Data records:
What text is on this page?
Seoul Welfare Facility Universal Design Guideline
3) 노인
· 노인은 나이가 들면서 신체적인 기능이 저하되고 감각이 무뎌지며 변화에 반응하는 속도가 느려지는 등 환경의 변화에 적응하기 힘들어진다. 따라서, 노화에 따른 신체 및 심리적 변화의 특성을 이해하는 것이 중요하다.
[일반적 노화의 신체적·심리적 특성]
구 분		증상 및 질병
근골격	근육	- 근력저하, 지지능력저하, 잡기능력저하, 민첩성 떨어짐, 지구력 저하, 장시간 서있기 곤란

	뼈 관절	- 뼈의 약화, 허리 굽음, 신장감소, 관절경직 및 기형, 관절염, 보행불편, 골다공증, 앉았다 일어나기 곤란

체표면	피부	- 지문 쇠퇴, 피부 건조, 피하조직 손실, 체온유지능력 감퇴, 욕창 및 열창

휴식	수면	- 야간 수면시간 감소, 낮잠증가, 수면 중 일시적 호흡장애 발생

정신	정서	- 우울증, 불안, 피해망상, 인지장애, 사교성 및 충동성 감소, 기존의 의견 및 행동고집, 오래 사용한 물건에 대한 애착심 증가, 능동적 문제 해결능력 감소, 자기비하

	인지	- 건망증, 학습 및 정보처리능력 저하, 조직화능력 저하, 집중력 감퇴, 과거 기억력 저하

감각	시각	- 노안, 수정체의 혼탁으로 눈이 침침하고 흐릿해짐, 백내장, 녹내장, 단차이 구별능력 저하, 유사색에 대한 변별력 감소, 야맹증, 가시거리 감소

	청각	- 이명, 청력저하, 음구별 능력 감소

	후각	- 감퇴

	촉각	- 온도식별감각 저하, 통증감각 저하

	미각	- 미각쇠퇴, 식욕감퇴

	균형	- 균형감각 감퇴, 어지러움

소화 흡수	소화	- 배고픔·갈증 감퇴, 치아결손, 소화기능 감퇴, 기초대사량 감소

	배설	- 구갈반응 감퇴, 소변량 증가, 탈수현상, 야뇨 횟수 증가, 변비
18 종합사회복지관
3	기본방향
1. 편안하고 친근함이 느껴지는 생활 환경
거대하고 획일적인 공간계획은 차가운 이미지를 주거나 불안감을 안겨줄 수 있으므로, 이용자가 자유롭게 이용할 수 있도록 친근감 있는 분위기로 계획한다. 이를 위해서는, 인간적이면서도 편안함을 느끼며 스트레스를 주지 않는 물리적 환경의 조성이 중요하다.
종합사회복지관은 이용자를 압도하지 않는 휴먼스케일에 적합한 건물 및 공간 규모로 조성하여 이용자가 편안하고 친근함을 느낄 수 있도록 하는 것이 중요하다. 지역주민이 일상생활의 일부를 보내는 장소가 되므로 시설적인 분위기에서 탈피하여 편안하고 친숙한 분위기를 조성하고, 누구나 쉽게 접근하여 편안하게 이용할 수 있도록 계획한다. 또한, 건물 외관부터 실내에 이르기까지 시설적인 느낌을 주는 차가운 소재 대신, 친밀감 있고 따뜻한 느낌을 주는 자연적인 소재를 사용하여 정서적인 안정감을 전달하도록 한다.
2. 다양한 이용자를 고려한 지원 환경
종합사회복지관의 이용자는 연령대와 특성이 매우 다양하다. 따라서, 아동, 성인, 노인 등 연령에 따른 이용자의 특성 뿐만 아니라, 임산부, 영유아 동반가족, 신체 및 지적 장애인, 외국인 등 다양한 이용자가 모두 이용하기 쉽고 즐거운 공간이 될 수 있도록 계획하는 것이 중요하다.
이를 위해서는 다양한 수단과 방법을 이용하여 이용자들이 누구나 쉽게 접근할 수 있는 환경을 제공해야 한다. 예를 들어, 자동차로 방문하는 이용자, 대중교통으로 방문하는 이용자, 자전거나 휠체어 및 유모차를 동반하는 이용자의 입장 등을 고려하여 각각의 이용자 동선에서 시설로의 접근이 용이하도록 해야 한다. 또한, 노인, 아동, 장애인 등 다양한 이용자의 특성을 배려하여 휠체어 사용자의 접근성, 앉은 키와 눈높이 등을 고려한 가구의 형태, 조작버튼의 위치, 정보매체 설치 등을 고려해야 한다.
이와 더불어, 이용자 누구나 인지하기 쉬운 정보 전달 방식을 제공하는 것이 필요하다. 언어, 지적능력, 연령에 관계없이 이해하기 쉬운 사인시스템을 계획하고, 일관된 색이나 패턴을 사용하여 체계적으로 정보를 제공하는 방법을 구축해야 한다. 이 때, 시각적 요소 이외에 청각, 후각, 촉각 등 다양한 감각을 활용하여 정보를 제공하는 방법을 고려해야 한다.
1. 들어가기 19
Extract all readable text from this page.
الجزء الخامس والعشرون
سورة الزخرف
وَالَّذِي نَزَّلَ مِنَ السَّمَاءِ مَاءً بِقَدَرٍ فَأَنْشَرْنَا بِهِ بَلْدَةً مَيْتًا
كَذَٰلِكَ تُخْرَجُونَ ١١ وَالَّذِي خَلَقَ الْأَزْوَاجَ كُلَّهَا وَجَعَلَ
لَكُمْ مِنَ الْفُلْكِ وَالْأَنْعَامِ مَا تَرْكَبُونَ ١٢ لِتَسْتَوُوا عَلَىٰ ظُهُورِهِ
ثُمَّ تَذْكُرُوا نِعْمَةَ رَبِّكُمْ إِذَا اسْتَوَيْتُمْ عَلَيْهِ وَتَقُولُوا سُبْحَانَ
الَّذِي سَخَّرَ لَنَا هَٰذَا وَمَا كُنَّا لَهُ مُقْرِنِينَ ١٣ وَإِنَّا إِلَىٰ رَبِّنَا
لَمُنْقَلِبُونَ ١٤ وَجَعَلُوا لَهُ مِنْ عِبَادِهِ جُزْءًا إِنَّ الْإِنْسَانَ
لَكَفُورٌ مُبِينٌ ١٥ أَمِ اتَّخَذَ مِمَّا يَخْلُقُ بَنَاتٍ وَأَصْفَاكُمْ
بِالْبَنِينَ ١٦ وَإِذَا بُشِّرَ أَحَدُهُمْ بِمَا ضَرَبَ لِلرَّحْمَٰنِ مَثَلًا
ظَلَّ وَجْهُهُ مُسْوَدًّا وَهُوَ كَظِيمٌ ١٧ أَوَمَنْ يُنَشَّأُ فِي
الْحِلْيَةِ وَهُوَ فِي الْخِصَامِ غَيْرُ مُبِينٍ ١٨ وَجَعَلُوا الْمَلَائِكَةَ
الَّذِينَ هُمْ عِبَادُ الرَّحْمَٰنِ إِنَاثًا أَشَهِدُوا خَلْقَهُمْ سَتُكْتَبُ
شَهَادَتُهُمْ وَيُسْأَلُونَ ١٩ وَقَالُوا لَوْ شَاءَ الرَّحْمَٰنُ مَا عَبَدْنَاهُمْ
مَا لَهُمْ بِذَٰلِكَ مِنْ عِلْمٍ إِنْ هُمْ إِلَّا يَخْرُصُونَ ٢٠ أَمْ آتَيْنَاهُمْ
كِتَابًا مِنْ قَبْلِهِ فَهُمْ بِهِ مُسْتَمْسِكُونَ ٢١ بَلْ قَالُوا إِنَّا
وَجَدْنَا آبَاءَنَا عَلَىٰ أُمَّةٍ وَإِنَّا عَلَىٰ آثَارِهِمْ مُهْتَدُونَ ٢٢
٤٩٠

=== Instructions to follow ===
Using the data above, print every record exactly as shown.

=== Response for this exercise ===
What text is on this page?
Seoul Welfare Facility Universal Design Guideline
3) 노인
· 노인은 나이가 들면서 신체적인 기능이 저하되고 감각이 무뎌지며 변화에 반응하는 속도가 느려지는 등 환경의 변화에 적응하기 힘들어진다. 따라서, 노화에 따른 신체 및 심리적 변화의 특성을 이해하는 것이 중요하다.
[일반적 노화의 신체적·심리적 특성]
구 분		증상 및 질병
근골격	근육	- 근력저하, 지지능력저하, 잡기능력저하, 민첩성 떨어짐, 지구력 저하, 장시간 서있기 곤란

	뼈 관절	- 뼈의 약화, 허리 굽음, 신장감소, 관절경직 및 기형, 관절염, 보행불편, 골다공증, 앉았다 일어나기 곤란

체표면	피부	- 지문 쇠퇴, 피부 건조, 피하조직 손실, 체온유지능력 감퇴, 욕창 및 열창

휴식	수면	- 야간 수면시간 감소, 낮잠증가, 수면 중 일시적 호흡장애 발생

정신	정서	- 우울증, 불안, 피해망상, 인지장애, 사교성 및 충동성 감소, 기존의 의견 및 행동고집, 오래 사용한 물건에 대한 애착심 증가, 능동적 문제 해결능력 감소, 자기비하

	인지	- 건망증, 학습 및 정보처리능력 저하, 조직화능력 저하, 집중력 감퇴, 과거 기억력 저하

감각	시각	- 노안, 수정체의 혼탁으로 눈이 침침하고 흐릿해짐, 백내장, 녹내장, 단차이 구별능력 저하, 유사색에 대한 변별력 감소, 야맹증, 가시거리 감소

	청각	- 이명, 청력저하, 음구별 능력 감소

	후각	- 감퇴

	촉각	- 온도식별감각 저하, 통증감각 저하

	미각	- 미각쇠퇴, 식욕감퇴

	균형	- 균형감각 감퇴, 어지러움

소화 흡수	소화	- 배고픔·갈증 감퇴, 치아결손, 소화기능 감퇴, 기초대사량 감소

	배설	- 구갈반응 감퇴, 소변량 증가, 탈수현상, 야뇨 횟수 증가, 변비
18 종합사회복지관
3	기본방향
1. 편안하고 친근함이 느껴지는 생활 환경
거대하고 획일적인 공간계획은 차가운 이미지를 주거나 불안감을 안겨줄 수 있으므로, 이용자가 자유롭게 이용할 수 있도록 친근감 있는 분위기로 계획한다. 이를 위해서는, 인간적이면서도 편안함을 느끼며 스트레스를 주지 않는 물리적 환경의 조성이 중요하다.
종합사회복지관은 이용자를 압도하지 않는 휴먼스케일에 적합한 건물 및 공간 규모로 조성하여 이용자가 편안하고 친근함을 느낄 수 있도록 하는 것이 중요하다. 지역주민이 일상생활의 일부를 보내는 장소가 되므로 시설적인 분위기에서 탈피하여 편안하고 친숙한 분위기를 조성하고, 누구나 쉽게 접근하여 편안하게 이용할 수 있도록 계획한다. 또한, 건물 외관부터 실내에 이르기까지 시설적인 느낌을 주는 차가운 소재 대신, 친밀감 있고 따뜻한 느낌을 주는 자연적인 소재를 사용하여 정서적인 안정감을 전달하도록 한다.
2. 다양한 이용자를 고려한 지원 환경
종합사회복지관의 이용자는 연령대와 특성이 매우 다양하다. 따라서, 아동, 성인, 노인 등 연령에 따른 이용자의 특성 뿐만 아니라, 임산부, 영유아 동반가족, 신체 및 지적 장애인, 외국인 등 다양한 이용자가 모두 이용하기 쉽고 즐거운 공간이 될 수 있도록 계획하는 것이 중요하다.
이를 위해서는 다양한 수단과 방법을 이용하여 이용자들이 누구나 쉽게 접근할 수 있는 환경을 제공해야 한다. 예를 들어, 자동차로 방문하는 이용자, 대중교통으로 방문하는 이용자, 자전거나 휠체어 및 유모차를 동반하는 이용자의 입장 등을 고려하여 각각의 이용자 동선에서 시설로의 접근이 용이하도록 해야 한다. 또한, 노인, 아동, 장애인 등 다양한 이용자의 특성을 배려하여 휠체어 사용자의 접근성, 앉은 키와 눈높이 등을 고려한 가구의 형태, 조작버튼의 위치, 정보매체 설치 등을 고려해야 한다.
이와 더불어, 이용자 누구나 인지하기 쉬운 정보 전달 방식을 제공하는 것이 필요하다. 언어, 지적능력, 연령에 관계없이 이해하기 쉬운 사인시스템을 계획하고, 일관된 색이나 패턴을 사용하여 체계적으로 정보를 제공하는 방법을 구축해야 한다. 이 때, 시각적 요소 이외에 청각, 후각, 촉각 등 다양한 감각을 활용하여 정보를 제공하는 방법을 고려해야 한다.
1. 들어가기 19
Extract all readable text from this page.
الجزء الخامس والعشرون
سورة الزخرف
وَالَّذِي نَزَّلَ مِنَ السَّمَاءِ مَاءً بِقَدَرٍ فَأَنْشَرْنَا بِهِ بَلْدَةً مَيْتًا
كَذَٰلِكَ تُخْرَجُونَ ١١ وَالَّذِي خَلَقَ الْأَزْوَاجَ كُلَّهَا وَجَعَلَ
لَكُمْ مِنَ الْفُلْكِ وَالْأَنْعَامِ مَا تَرْكَبُونَ ١٢ لِتَسْتَوُوا عَلَىٰ ظُهُورِهِ
ثُمَّ تَذْكُرُوا نِعْمَةَ رَبِّكُمْ إِذَا اسْتَوَيْتُمْ عَلَيْهِ وَتَقُولُوا سُبْحَانَ
الَّذِي سَخَّرَ لَنَا هَٰذَا وَمَا كُنَّا لَهُ مُقْرِنِينَ ١٣ وَإِنَّا إِلَىٰ رَبِّنَا
لَمُنْقَلِبُونَ ١٤ وَجَعَلُوا لَهُ مِنْ عِبَادِهِ جُزْءًا إِنَّ الْإِنْسَانَ
لَكَفُورٌ مُبِينٌ ١٥ أَمِ اتَّخَذَ مِمَّا يَخْلُقُ بَنَاتٍ وَأَصْفَاكُمْ
بِالْبَنِينَ ١٦ وَإِذَا بُشِّرَ أَحَدُهُمْ بِمَا ضَرَبَ لِلرَّحْمَٰنِ مَثَلًا
ظَلَّ وَجْهُهُ مُسْوَدًّا وَهُوَ كَظِيمٌ ١٧ أَوَمَنْ يُنَشَّأُ فِي
الْحِلْيَةِ وَهُوَ فِي الْخِصَامِ غَيْرُ مُبِينٍ ١٨ وَجَعَلُوا الْمَلَائِكَةَ
الَّذِينَ هُمْ عِبَادُ الرَّحْمَٰنِ إِنَاثًا أَشَهِدُوا خَلْقَهُمْ سَتُكْتَبُ
شَهَادَتُهُمْ وَيُسْأَلُونَ ١٩ وَقَالُوا لَوْ شَاءَ الرَّحْمَٰنُ مَا عَبَدْنَاهُمْ
مَا لَهُمْ بِذَٰلِكَ مِنْ عِلْمٍ إِنْ هُمْ إِلَّا يَخْرُصُونَ ٢٠ أَمْ آتَيْنَاهُمْ
كِتَابًا مِنْ قَبْلِهِ فَهُمْ بِهِ مُسْتَمْسِكُونَ ٢١ بَلْ قَالُوا إِنَّا
وَجَدْنَا آبَاءَنَا عَلَىٰ أُمَّةٍ وَإِنَّا عَلَىٰ آثَارِهِمْ مُهْتَدُونَ ٢٢
٤٩٠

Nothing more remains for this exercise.